:: Objective ::
Look through the data below. Collect every line where the word "side" occurs.

<<<<

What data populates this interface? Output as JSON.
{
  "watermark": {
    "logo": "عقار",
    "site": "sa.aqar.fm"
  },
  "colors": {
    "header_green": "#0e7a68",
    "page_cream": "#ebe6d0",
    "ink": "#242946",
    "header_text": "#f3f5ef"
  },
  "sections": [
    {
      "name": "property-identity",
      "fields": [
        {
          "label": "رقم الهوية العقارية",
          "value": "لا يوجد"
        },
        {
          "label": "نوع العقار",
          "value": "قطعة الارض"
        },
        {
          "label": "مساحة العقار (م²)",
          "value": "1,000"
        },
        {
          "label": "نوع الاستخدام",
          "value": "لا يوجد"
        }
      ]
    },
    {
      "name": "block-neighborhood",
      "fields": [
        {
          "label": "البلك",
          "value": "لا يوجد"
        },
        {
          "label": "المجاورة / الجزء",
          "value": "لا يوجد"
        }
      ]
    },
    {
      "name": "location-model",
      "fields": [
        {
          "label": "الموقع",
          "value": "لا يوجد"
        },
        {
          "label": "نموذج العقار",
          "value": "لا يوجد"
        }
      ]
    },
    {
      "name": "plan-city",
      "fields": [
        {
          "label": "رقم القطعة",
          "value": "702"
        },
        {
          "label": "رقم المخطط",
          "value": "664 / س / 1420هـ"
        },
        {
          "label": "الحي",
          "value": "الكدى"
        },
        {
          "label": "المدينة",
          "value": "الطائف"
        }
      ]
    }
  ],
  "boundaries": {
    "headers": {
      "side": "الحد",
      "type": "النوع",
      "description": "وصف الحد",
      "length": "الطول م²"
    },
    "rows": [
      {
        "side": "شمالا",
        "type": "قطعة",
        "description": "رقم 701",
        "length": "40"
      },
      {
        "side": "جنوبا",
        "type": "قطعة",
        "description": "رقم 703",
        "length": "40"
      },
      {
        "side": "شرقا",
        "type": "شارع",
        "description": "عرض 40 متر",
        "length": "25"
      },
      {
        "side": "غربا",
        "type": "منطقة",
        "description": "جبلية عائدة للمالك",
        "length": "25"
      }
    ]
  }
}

>>>>

:: Answer to this task ::
      "side": "الحد",
        "side": "شمالا",
        "side": "جنوبا",
        "side": "شرقا",
        "side": "غربا",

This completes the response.